» Request: Are you able to retype all the records below exactly?

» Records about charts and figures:
* START *

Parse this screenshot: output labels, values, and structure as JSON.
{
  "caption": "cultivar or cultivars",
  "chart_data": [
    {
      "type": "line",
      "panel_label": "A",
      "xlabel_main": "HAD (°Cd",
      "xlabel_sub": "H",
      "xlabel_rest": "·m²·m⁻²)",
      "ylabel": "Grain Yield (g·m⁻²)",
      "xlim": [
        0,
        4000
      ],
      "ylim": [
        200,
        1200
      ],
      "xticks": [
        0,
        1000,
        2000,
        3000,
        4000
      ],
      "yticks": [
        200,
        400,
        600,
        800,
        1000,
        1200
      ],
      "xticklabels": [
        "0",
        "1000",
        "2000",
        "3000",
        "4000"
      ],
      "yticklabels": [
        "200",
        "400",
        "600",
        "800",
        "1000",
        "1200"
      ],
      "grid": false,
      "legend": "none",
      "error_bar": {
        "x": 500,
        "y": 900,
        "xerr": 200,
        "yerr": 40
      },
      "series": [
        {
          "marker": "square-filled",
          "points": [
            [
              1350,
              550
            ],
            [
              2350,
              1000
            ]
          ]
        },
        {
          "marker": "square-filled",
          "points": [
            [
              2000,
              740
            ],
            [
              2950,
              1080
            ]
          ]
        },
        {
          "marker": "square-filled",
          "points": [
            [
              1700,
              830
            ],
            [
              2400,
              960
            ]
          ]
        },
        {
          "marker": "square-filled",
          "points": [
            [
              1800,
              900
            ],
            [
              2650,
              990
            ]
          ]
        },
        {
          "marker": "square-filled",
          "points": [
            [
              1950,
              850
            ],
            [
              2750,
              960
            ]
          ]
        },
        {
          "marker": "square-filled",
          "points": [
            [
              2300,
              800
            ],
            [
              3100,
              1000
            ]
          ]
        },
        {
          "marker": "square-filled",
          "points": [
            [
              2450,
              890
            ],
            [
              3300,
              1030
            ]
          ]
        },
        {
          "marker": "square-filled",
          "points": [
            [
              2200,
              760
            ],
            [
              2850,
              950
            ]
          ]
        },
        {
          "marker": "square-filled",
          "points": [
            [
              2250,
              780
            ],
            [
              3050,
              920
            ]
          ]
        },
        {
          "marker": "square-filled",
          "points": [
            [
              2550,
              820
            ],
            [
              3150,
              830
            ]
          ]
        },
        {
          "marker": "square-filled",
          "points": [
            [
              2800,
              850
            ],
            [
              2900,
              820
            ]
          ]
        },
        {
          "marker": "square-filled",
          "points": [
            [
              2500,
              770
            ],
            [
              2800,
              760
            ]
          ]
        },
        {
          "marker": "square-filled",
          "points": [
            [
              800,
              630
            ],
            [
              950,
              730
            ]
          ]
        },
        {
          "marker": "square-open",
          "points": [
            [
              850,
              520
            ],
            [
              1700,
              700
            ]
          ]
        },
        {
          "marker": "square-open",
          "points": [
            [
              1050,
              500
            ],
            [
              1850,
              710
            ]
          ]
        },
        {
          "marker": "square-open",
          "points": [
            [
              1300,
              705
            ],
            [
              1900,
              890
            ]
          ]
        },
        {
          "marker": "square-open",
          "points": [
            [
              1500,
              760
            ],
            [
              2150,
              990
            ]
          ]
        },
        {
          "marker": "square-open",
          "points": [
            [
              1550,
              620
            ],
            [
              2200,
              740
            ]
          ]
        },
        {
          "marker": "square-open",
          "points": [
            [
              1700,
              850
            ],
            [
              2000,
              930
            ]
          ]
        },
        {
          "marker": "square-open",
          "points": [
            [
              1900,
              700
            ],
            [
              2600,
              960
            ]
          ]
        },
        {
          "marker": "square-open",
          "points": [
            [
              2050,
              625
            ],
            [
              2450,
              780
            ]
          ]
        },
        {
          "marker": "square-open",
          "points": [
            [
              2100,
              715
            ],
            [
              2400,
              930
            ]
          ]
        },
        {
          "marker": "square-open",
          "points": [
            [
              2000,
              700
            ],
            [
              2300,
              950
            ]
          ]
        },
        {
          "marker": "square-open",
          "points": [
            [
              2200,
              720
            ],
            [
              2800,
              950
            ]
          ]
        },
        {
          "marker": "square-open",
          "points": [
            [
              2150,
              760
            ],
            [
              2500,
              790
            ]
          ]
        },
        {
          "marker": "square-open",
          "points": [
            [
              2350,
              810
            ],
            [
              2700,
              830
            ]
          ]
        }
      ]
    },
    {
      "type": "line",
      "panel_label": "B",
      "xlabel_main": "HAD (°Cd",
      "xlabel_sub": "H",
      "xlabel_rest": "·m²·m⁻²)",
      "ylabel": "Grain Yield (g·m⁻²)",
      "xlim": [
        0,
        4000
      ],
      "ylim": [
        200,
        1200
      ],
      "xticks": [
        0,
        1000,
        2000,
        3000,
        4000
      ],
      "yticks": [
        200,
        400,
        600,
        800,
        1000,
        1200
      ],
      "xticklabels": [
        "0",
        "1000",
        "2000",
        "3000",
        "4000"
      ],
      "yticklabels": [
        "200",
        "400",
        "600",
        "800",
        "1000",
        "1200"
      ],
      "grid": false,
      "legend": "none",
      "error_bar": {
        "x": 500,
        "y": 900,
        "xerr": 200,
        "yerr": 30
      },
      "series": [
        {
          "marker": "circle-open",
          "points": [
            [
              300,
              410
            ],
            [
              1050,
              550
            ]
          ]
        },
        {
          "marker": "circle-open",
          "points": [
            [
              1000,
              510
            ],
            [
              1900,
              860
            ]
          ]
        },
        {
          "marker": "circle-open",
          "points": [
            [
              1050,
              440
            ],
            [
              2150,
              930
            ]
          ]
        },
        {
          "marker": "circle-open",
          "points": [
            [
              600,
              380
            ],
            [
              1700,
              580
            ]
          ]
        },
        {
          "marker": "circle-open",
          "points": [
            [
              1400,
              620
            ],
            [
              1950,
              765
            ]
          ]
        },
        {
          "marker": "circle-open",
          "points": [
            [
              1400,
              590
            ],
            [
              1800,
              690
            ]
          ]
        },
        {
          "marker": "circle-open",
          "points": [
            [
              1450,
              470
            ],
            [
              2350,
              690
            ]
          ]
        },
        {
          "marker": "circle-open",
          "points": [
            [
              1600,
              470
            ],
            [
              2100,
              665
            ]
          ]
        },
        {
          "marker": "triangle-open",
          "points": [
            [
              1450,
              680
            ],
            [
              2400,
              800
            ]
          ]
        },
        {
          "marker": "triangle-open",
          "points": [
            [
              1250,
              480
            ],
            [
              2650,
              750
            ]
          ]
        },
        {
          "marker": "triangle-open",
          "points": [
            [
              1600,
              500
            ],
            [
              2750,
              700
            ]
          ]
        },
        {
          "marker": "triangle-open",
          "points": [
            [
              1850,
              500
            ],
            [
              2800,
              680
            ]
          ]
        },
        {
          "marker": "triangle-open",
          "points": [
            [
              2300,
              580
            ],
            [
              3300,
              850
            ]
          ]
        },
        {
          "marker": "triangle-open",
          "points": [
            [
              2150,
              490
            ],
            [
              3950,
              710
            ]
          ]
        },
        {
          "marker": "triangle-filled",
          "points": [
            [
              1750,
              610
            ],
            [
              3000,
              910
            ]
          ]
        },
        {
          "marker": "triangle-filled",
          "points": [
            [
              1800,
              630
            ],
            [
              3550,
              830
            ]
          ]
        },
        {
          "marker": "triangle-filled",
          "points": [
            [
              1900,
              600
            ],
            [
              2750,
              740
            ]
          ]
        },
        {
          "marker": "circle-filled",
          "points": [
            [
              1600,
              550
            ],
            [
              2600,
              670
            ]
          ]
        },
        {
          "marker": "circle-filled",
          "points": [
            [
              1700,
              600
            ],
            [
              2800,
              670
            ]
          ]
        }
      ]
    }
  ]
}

* END *

» Written reply:
Parse this screenshot: output labels, values, and structure as JSON.
{
  "caption": "cultivar or cultivars",
  "chart_data": [
    {
      "type": "line",
      "panel_label": "A",
      "xlabel_main": "HAD (°Cd",
      "xlabel_sub": "H",
      "xlabel_rest": "·m²·m⁻²)",
      "ylabel": "Grain Yield (g·m⁻²)",
      "xlim": [
        0,
        4000
      ],
      "ylim": [
        200,
        1200
      ],
      "xticks": [
        0,
        1000,
        2000,
        3000,
        4000
      ],
      "yticks": [
        200,
        400,
        600,
        800,
        1000,
        1200
      ],
      "xticklabels": [
        "0",
        "1000",
        "2000",
        "3000",
        "4000"
      ],
      "yticklabels": [
        "200",
        "400",
        "600",
        "800",
        "1000",
        "1200"
      ],
      "grid": false,
      "legend": "none",
      "error_bar": {
        "x": 500,
        "y": 900,
        "xerr": 200,
        "yerr": 40
      },
      "series": [
        {
          "marker": "square-filled",
          "points": [
            [
              1350,
              550
            ],
            [
              2350,
              1000
            ]
          ]
        },
        {
          "marker": "square-filled",
          "points": [
            [
              2000,
              740
            ],
            [
              2950,
              1080
            ]
          ]
        },
        {
          "marker": "square-filled",
          "points": [
            [
              1700,
              830
            ],
            [
              2400,
              960
            ]
          ]
        },
        {
          "marker": "square-filled",
          "points": [
            [
              1800,
              900
            ],
            [
              2650,
              990
            ]
          ]
        },
        {
          "marker": "square-filled",
          "points": [
            [
              1950,
              850
            ],
            [
              2750,
              960
            ]
          ]
        },
        {
          "marker": "square-filled",
          "points": [
            [
              2300,
              800
            ],
            [
              3100,
              1000
            ]
          ]
        },
        {
          "marker": "square-filled",
          "points": [
            [
              2450,
              890
            ],
            [
              3300,
              1030
            ]
          ]
        },
        {
          "marker": "square-filled",
          "points": [
            [
              2200,
              760
            ],
            [
              2850,
              950
            ]
          ]
        },
        {
          "marker": "square-filled",
          "points": [
            [
              2250,
              780
            ],
            [
              3050,
              920
            ]
          ]
        },
        {
          "marker": "square-filled",
          "points": [
            [
              2550,
              820
            ],
            [
              3150,
              830
            ]
          ]
        },
        {
          "marker": "square-filled",
          "points": [
            [
              2800,
              850
            ],
            [
              2900,
              820
            ]
          ]
        },
        {
          "marker": "square-filled",
          "points": [
            [
              2500,
              770
            ],
            [
              2800,
              760
            ]
          ]
        },
        {
          "marker": "square-filled",
          "points": [
            [
              800,
              630
            ],
            [
              950,
              730
            ]
          ]
        },
        {
          "marker": "square-open",
          "points": [
            [
              850,
              520
            ],
            [
              1700,
              700
            ]
          ]
        },
        {
          "marker": "square-open",
          "points": [
            [
              1050,
              500
            ],
            [
              1850,
              710
            ]
          ]
        },
        {
          "marker": "square-open",
          "points": [
            [
              1300,
              705
            ],
            [
              1900,
              890
            ]
          ]
        },
        {
          "marker": "square-open",
          "points": [
            [
              1500,
              760
            ],
            [
              2150,
              990
            ]
          ]
        },
        {
          "marker": "square-open",
          "points": [
            [
              1550,
              620
            ],
            [
              2200,
              740
            ]
          ]
        },
        {
          "marker": "square-open",
          "points": [
            [
              1700,
              850
            ],
            [
              2000,
              930
            ]
          ]
        },
        {
          "marker": "square-open",
          "points": [
            [
              1900,
              700
            ],
            [
              2600,
              960
            ]
          ]
        },
        {
          "marker": "square-open",
          "points": [
            [
              2050,
              625
            ],
            [
              2450,
              780
            ]
          ]
        },
        {
          "marker": "square-open",
          "points": [
            [
              2100,
              715
            ],
            [
              2400,
              930
            ]
          ]
        },
        {
          "marker": "square-open",
          "points": [
            [
              2000,
              700
            ],
            [
              2300,
              950
            ]
          ]
        },
        {
          "marker": "square-open",
          "points": [
            [
              2200,
              720
            ],
            [
              2800,
              950
            ]
          ]
        },
        {
          "marker": "square-open",
          "points": [
            [
              2150,
              760
            ],
            [
              2500,
              790
            ]
          ]
        },
        {
          "marker": "square-open",
          "points": [
            [
              2350,
              810
            ],
            [
              2700,
              830
            ]
          ]
        }
      ]
    },
    {
      "type": "line",
      "panel_label": "B",
      "xlabel_main": "HAD (°Cd",
      "xlabel_sub": "H",
      "xlabel_rest": "·m²·m⁻²)",
      "ylabel": "Grain Yield (g·m⁻²)",
      "xlim": [
        0,
        4000
      ],
      "ylim": [
        200,
        1200
      ],
      "xticks": [
        0,
        1000,
        2000,
        3000,
        4000
      ],
      "yticks": [
        200,
        400,
        600,
        800,
        1000,
        1200
      ],
      "xticklabels": [
        "0",
        "1000",
        "2000",
        "3000",
        "4000"
      ],
      "yticklabels": [
        "200",
        "400",
        "600",
        "800",
        "1000",
        "1200"
      ],
      "grid": false,
      "legend": "none",
      "error_bar": {
        "x": 500,
        "y": 900,
        "xerr": 200,
        "yerr": 30
      },
      "series": [
        {
          "marker": "circle-open",
          "points": [
            [
              300,
              410
            ],
            [
              1050,
              550
            ]
          ]
        },
        {
          "marker": "circle-open",
          "points": [
            [
              1000,
              510
            ],
            [
              1900,
              860
            ]
          ]
        },
        {
          "marker": "circle-open",
          "points": [
            [
              1050,
              440
            ],
            [
              2150,
              930
            ]
          ]
        },
        {
          "marker": "circle-open",
          "points": [
            [
              600,
              380
            ],
            [
              1700,
              580
            ]
          ]
        },
        {
          "marker": "circle-open",
          "points": [
            [
              1400,
              620
            ],
            [
              1950,
              765
            ]
          ]
        },
        {
          "marker": "circle-open",
          "points": [
            [
              1400,
              590
            ],
            [
              1800,
              690
            ]
          ]
        },
        {
          "marker": "circle-open",
          "points": [
            [
              1450,
              470
            ],
            [
              2350,
              690
            ]
          ]
        },
        {
          "marker": "circle-open",
          "points": [
            [
              1600,
              470
            ],
            [
              2100,
              665
            ]
          ]
        },
        {
          "marker": "triangle-open",
          "points": [
            [
              1450,
              680
            ],
            [
              2400,
              800
            ]
          ]
        },
        {
          "marker": "triangle-open",
          "points": [
            [
              1250,
              480
            ],
            [
              2650,
              750
            ]
          ]
        },
        {
          "marker": "triangle-open",
          "points": [
            [
              1600,
              500
            ],
            [
              2750,
              700
            ]
          ]
        },
        {
          "marker": "triangle-open",
          "points": [
            [
              1850,
              500
            ],
            [
              2800,
              680
            ]
          ]
        },
        {
          "marker": "triangle-open",
          "points": [
            [
              2300,
              580
            ],
            [
              3300,
              850
            ]
          ]
        },
        {
          "marker": "triangle-open",
          "points": [
            [
              2150,
              490
            ],
            [
              3950,
              710
            ]
          ]
        },
        {
          "marker": "triangle-filled",
          "points": [
            [
              1750,
              610
            ],
            [
              3000,
              910
            ]
          ]
        },
        {
          "marker": "triangle-filled",
          "points": [
            [
              1800,
              630
            ],
            [
              3550,
              830
            ]
          ]
        },
        {
          "marker": "triangle-filled",
          "points": [
            [
              1900,
              600
            ],
            [
              2750,
              740
            ]
          ]
        },
        {
          "marker": "circle-filled",
          "points": [
            [
              1600,
              550
            ],
            [
              2600,
              670
            ]
          ]
        },
        {
          "marker": "circle-filled",
          "points": [
            [
              1700,
              600
            ],
            [
              2800,
              670
            ]
          ]
        }
      ]
    }
  ]
}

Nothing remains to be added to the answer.